Problem to solve
Extract all lines that hold the string "this".

Entries
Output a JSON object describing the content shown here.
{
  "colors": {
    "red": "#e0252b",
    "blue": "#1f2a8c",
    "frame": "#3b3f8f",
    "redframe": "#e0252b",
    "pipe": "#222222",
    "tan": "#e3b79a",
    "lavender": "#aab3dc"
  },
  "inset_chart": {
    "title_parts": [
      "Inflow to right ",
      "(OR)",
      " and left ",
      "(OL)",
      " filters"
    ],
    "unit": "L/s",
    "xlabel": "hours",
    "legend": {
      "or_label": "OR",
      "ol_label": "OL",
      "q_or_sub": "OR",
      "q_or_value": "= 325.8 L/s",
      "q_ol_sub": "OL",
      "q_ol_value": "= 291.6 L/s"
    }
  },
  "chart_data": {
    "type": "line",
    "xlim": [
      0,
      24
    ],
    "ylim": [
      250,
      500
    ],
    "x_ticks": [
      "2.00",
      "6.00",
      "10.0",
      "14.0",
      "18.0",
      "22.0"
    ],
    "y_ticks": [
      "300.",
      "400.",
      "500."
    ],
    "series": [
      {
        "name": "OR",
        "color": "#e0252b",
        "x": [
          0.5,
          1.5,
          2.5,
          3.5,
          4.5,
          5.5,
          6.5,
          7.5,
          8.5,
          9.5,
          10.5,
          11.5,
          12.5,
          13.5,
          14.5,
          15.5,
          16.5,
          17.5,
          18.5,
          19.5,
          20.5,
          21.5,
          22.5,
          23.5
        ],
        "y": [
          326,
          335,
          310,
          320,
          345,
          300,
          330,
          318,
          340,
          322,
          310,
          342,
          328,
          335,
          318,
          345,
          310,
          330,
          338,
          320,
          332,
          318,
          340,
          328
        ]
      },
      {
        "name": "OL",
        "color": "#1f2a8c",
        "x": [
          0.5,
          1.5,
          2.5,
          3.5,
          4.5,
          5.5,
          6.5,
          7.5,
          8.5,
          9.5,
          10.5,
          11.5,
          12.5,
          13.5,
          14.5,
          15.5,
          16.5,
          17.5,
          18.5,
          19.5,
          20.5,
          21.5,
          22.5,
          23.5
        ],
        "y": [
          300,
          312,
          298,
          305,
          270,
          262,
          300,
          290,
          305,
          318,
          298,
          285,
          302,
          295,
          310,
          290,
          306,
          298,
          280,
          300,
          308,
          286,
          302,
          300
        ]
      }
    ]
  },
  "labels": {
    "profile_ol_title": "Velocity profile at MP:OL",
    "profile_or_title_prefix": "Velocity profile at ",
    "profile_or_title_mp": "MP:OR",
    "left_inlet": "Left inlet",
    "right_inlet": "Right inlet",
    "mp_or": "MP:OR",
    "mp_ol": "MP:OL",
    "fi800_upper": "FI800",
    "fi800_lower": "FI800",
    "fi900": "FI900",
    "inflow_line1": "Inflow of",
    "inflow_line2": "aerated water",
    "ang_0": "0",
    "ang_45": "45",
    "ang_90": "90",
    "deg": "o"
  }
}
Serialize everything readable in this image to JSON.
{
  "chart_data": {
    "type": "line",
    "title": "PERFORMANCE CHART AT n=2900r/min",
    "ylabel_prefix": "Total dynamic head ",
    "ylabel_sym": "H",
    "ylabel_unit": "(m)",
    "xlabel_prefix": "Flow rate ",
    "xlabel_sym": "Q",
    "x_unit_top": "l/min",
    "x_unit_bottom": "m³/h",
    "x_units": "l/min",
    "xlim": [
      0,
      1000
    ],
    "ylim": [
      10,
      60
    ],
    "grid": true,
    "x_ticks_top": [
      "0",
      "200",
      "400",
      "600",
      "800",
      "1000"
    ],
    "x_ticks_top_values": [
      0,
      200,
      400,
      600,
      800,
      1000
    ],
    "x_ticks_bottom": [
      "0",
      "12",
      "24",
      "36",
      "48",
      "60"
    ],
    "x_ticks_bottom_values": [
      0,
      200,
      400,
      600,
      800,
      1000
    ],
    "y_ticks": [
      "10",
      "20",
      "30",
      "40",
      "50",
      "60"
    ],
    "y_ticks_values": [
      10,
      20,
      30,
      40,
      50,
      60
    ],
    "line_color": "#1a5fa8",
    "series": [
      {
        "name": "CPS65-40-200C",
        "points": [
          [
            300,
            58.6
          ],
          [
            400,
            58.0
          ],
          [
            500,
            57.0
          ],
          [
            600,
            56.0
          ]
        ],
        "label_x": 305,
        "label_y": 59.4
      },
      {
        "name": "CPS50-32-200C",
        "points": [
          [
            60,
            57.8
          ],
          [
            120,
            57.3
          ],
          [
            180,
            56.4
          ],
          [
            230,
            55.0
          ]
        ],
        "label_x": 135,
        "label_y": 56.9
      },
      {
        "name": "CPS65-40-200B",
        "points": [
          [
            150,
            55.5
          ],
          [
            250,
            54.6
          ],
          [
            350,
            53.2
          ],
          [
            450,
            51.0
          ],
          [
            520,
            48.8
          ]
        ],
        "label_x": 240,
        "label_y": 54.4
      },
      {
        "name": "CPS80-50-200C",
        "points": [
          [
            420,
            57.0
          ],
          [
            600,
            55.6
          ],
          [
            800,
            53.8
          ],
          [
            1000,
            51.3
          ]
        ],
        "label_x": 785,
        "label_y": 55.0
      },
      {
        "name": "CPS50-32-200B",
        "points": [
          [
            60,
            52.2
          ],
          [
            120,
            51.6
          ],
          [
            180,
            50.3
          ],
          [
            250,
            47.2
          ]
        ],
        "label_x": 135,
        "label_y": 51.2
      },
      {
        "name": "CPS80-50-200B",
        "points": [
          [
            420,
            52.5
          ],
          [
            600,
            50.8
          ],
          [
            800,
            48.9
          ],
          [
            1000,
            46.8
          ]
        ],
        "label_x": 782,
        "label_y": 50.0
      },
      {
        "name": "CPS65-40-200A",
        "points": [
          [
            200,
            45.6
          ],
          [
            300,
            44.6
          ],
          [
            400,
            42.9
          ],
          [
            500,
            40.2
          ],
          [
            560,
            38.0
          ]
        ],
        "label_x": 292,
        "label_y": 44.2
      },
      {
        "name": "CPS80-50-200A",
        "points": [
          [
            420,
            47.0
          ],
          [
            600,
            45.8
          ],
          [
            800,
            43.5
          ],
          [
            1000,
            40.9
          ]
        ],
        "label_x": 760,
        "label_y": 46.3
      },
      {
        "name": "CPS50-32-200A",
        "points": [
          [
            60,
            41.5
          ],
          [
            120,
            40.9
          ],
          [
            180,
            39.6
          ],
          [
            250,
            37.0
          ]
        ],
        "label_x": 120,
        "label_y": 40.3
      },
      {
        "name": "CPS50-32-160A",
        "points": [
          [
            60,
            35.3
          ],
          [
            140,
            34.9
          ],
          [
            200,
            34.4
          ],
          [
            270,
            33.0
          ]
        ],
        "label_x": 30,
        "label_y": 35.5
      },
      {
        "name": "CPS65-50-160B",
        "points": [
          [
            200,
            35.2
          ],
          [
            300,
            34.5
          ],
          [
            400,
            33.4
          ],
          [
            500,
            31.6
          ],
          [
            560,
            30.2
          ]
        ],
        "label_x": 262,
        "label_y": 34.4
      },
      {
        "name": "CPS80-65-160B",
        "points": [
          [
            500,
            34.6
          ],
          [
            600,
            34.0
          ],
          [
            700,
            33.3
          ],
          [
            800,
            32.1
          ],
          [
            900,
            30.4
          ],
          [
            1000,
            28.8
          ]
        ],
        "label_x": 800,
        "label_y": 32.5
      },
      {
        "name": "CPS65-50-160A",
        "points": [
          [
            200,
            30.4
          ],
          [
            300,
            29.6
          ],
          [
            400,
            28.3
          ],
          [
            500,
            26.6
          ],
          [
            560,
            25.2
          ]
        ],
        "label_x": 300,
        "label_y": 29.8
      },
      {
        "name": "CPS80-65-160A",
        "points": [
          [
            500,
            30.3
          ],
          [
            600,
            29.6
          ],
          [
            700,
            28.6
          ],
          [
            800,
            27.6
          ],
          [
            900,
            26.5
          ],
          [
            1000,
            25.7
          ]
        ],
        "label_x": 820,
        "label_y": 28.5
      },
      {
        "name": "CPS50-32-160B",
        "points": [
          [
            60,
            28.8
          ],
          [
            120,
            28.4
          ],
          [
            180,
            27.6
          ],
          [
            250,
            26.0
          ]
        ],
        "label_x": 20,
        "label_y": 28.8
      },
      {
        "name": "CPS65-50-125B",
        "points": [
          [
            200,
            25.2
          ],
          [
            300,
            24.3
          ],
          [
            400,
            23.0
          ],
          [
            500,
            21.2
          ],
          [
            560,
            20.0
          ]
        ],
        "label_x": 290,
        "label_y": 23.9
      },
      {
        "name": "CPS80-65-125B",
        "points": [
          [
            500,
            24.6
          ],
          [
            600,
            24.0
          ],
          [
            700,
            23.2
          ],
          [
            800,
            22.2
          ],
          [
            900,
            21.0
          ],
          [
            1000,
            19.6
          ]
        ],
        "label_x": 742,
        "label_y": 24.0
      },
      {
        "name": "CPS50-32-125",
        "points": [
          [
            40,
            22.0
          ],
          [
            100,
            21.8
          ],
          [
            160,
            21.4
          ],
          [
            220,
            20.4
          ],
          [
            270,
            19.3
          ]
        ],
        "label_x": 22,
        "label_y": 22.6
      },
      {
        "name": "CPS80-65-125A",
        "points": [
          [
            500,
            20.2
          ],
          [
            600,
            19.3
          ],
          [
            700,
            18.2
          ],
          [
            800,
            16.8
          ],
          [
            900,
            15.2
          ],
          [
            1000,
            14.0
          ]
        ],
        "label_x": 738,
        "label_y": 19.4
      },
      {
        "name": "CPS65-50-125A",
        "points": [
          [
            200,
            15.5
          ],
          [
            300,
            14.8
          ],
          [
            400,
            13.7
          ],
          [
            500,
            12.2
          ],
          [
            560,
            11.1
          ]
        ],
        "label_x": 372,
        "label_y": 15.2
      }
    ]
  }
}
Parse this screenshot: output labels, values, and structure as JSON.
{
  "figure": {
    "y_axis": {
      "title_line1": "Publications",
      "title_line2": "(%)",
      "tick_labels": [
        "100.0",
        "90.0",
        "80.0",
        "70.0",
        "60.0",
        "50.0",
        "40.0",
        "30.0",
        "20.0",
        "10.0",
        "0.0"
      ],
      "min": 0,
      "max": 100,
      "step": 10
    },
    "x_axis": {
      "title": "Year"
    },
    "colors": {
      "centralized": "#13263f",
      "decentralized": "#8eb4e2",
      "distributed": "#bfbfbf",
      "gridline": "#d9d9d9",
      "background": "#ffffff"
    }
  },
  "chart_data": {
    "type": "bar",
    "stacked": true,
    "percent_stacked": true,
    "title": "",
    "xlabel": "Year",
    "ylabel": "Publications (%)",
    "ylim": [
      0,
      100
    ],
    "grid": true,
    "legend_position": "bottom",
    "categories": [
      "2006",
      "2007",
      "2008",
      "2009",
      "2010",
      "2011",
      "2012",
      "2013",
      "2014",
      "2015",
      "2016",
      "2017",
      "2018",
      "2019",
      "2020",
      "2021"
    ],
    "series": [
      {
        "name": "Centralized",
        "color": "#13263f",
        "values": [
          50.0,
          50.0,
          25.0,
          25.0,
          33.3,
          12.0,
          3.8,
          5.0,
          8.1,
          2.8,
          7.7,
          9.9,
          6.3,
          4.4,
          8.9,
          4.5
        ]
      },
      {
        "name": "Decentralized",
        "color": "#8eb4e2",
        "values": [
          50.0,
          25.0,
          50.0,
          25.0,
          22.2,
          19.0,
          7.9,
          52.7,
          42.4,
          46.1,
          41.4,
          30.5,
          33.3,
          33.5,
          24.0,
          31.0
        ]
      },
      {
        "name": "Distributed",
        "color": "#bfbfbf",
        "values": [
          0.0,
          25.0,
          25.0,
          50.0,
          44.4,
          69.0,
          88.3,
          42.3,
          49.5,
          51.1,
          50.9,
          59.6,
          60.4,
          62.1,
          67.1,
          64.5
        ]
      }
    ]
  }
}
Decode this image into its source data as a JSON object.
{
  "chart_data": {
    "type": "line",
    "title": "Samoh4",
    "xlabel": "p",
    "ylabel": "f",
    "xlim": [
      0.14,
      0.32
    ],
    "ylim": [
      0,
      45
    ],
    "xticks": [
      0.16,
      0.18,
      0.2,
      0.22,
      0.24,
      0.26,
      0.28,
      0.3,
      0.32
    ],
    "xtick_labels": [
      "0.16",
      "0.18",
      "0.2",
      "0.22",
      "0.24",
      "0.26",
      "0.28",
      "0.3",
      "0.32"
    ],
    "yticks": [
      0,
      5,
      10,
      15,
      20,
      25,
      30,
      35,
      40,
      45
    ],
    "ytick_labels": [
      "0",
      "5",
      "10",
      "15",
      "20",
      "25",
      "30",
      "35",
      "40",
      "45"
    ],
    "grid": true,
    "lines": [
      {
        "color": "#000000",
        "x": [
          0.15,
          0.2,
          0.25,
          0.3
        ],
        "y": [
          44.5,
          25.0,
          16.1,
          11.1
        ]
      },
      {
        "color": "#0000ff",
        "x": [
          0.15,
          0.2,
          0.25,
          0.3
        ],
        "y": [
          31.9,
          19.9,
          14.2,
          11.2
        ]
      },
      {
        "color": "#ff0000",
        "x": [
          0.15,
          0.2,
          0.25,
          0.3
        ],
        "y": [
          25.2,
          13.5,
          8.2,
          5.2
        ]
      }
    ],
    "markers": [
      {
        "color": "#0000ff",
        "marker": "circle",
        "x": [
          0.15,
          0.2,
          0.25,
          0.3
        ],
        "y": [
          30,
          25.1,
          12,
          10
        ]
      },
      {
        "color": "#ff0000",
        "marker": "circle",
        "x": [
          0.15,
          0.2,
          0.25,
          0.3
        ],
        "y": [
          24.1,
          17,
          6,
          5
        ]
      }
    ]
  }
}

Exercise output
Serialize everything readable in this image to JSON.
Parse this screenshot: output labels, values, and structure as JSON.
Decode this image into its source data as a JSON object.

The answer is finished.